Saved entries:

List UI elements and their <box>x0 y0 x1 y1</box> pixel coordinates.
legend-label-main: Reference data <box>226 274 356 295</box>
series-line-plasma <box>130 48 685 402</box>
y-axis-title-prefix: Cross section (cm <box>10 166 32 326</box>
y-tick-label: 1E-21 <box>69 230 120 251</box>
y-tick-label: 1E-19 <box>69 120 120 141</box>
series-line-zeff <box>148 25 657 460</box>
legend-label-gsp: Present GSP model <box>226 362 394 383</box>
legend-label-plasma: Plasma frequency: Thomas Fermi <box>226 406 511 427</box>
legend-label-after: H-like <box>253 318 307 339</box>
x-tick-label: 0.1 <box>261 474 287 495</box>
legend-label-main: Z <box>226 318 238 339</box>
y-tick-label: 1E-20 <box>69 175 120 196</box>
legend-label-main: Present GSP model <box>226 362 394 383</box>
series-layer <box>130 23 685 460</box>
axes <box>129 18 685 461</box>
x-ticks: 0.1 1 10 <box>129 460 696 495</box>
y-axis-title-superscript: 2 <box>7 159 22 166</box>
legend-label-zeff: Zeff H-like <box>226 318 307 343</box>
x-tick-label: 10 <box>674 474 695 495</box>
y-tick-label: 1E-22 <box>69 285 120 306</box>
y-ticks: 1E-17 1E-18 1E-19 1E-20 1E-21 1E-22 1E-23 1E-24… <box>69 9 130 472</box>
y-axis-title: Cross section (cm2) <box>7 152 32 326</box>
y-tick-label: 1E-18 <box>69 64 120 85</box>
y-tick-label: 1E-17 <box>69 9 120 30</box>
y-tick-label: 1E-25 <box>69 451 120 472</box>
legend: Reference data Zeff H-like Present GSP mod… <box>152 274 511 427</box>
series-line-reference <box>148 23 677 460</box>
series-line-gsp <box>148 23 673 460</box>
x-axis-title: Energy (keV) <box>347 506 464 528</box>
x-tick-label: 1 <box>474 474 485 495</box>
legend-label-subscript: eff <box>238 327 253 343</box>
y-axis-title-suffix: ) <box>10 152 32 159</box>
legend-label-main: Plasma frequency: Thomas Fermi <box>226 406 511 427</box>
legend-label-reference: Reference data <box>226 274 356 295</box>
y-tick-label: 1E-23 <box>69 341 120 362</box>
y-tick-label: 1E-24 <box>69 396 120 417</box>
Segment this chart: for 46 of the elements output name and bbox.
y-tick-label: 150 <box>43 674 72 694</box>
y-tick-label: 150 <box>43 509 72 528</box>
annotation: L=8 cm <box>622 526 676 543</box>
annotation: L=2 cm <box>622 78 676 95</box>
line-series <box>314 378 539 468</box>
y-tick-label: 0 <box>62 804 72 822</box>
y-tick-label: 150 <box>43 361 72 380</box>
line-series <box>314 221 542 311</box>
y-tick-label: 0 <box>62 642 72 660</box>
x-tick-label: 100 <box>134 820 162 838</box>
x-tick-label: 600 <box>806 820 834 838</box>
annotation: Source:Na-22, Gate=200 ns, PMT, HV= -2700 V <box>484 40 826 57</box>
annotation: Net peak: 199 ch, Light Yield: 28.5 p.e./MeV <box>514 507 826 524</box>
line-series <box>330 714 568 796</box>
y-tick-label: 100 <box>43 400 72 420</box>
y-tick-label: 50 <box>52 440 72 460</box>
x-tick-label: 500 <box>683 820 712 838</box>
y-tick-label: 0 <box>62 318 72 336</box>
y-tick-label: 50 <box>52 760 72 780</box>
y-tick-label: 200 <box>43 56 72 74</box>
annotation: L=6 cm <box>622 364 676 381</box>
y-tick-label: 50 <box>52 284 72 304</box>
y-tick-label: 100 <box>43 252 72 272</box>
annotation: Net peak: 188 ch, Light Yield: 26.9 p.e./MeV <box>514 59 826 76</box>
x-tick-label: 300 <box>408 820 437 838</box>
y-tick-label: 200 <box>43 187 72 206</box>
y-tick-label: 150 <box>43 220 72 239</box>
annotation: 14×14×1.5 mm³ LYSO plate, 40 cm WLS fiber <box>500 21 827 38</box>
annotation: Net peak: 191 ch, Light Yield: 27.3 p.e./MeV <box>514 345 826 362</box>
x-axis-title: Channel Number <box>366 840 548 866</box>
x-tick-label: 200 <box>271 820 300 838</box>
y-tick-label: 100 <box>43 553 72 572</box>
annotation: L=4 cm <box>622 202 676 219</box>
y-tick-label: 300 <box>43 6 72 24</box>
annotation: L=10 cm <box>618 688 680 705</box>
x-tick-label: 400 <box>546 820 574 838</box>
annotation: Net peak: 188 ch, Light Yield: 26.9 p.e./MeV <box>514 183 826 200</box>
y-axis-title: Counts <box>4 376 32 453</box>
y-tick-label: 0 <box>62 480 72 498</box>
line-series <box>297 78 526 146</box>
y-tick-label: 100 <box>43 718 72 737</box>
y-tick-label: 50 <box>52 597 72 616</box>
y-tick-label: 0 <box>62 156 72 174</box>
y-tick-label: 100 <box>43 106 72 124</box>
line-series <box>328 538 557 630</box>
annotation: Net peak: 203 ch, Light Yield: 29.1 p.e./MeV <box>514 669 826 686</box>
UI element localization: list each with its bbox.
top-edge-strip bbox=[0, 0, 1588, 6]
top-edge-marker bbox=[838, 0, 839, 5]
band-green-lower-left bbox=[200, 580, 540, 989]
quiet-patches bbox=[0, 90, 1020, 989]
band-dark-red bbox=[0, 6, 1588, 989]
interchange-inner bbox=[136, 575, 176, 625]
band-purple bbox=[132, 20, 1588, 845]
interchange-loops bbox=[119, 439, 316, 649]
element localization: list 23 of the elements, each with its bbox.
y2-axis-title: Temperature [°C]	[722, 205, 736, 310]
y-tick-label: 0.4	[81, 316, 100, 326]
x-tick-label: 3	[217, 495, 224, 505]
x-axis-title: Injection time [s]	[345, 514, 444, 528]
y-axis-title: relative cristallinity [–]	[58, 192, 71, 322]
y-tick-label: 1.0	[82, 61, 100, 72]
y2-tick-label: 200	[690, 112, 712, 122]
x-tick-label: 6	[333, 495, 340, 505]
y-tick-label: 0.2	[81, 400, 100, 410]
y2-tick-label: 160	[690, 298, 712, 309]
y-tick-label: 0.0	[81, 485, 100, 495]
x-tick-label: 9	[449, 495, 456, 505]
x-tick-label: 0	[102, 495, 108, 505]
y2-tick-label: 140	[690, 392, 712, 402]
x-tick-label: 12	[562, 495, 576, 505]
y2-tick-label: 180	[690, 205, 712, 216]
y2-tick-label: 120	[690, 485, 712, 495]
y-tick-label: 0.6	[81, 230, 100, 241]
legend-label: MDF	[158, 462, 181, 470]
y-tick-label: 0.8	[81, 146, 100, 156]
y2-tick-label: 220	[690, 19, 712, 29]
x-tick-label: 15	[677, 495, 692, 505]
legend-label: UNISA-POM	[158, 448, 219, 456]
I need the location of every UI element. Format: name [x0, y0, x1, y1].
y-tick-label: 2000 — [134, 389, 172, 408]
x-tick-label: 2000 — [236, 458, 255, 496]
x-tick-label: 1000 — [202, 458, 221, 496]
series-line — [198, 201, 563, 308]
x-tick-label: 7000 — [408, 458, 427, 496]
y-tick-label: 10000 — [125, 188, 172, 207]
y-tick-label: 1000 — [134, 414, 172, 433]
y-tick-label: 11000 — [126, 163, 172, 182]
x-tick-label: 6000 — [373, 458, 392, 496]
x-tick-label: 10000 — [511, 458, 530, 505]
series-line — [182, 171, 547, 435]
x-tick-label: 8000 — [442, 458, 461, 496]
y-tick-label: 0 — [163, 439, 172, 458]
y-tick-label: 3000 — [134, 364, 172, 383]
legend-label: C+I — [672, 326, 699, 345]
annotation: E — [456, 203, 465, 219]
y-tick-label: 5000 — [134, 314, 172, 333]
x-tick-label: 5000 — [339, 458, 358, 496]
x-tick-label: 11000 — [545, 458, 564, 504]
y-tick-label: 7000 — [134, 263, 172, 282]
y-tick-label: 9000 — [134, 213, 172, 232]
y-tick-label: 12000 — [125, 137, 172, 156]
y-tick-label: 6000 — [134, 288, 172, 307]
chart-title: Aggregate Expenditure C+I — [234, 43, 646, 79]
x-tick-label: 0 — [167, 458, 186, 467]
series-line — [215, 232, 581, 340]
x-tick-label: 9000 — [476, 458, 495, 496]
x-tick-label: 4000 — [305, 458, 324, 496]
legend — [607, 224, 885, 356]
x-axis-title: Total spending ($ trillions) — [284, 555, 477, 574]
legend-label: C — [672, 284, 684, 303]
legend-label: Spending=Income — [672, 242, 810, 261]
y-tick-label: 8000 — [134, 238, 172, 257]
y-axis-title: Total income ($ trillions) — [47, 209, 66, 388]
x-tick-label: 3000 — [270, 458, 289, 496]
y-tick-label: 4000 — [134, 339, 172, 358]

**Work required:**
Give the number of lines above that contain the string "Fermi", treating case as significant. Reply with the number alone.

**Output:**
2